──────── Data to examine
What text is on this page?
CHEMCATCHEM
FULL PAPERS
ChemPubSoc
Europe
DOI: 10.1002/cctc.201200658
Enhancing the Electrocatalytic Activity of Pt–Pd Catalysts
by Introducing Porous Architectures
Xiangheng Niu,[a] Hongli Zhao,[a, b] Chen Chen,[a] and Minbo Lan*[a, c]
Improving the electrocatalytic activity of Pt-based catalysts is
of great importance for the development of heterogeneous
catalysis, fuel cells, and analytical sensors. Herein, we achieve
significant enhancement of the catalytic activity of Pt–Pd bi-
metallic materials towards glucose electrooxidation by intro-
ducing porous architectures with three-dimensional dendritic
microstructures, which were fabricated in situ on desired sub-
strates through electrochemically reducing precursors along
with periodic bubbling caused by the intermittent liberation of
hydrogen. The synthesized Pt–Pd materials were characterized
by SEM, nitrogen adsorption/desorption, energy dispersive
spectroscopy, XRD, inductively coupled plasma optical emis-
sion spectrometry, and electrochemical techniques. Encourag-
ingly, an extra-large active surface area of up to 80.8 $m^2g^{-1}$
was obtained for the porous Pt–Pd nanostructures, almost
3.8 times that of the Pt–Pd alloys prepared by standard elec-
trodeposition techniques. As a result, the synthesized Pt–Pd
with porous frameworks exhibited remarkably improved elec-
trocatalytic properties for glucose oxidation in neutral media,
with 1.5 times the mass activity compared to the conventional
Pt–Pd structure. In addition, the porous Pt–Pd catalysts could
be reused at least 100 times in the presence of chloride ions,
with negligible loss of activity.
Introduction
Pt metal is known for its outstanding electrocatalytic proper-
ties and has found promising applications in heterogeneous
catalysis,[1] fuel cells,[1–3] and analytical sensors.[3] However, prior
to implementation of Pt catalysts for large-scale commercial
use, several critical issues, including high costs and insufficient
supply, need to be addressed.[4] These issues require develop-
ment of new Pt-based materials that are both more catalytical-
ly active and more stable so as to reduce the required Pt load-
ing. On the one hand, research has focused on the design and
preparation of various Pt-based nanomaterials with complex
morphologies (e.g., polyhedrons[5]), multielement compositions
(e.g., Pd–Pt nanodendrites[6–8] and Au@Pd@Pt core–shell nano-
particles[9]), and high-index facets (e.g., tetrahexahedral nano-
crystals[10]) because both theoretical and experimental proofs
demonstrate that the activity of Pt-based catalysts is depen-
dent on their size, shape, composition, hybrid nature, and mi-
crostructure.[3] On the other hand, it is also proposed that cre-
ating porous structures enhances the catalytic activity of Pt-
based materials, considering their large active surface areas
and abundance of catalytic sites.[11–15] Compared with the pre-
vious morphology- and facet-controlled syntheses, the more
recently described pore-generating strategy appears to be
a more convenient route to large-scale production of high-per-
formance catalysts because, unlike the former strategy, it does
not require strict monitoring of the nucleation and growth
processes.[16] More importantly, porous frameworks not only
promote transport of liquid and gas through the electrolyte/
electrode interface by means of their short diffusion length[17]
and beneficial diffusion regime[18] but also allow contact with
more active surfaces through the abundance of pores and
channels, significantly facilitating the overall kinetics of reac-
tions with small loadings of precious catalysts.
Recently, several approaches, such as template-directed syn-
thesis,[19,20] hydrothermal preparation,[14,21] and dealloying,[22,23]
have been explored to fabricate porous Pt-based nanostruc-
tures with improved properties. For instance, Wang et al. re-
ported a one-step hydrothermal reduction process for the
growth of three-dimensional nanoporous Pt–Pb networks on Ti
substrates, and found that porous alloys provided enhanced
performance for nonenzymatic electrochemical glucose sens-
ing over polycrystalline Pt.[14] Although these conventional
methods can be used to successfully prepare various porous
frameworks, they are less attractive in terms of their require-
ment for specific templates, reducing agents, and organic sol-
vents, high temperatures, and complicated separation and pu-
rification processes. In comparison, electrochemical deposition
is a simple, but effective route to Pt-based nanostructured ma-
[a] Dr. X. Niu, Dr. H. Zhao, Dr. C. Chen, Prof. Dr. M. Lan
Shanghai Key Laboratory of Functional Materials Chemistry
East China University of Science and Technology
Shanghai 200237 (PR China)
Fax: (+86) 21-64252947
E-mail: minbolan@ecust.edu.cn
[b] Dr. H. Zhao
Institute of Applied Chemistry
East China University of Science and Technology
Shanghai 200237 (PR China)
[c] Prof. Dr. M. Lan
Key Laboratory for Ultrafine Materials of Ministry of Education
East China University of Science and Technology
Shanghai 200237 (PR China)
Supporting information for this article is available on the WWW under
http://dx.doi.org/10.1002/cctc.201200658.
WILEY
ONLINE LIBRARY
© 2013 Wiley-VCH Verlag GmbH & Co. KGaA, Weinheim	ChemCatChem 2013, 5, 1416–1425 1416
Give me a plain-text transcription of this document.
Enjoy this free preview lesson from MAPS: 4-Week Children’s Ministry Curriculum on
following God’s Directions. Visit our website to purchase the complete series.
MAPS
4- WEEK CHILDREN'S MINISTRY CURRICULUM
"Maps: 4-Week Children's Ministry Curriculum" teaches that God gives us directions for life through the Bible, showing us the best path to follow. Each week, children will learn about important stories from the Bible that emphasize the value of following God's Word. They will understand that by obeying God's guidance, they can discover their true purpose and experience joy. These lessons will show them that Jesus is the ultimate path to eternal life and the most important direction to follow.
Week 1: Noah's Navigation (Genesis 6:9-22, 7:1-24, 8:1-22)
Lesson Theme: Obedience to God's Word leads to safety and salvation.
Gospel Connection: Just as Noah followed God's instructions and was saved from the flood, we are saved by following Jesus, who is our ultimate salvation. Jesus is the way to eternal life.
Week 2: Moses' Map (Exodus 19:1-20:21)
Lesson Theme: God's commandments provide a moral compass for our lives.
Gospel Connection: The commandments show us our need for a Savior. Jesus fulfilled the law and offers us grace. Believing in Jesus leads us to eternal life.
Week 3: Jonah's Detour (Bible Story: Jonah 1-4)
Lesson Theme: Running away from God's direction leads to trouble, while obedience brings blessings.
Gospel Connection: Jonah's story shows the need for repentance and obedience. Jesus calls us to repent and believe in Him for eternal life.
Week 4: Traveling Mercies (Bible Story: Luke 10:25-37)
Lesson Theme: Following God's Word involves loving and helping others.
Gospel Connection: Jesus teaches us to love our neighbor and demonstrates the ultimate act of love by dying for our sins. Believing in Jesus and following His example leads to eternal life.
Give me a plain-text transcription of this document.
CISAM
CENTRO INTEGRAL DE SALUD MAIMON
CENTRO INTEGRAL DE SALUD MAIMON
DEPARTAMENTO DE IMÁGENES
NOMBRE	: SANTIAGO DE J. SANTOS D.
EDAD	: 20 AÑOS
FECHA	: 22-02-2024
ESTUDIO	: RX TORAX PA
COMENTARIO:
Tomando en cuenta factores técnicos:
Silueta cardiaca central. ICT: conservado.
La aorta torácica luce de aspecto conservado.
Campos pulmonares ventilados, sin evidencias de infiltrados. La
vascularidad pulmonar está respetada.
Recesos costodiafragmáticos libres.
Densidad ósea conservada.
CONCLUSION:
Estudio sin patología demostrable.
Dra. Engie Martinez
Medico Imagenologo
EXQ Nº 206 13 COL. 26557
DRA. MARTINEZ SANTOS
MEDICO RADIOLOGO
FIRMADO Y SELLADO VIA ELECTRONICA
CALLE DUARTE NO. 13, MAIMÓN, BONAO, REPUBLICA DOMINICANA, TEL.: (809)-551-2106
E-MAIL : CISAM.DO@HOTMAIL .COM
────────────────
**Task item**
Reproduce each line of the records in which "found" appears.

**Exercise answer**
ties and has found promising applications in heterogeneous
substrates, and found that porous alloys provided enhanced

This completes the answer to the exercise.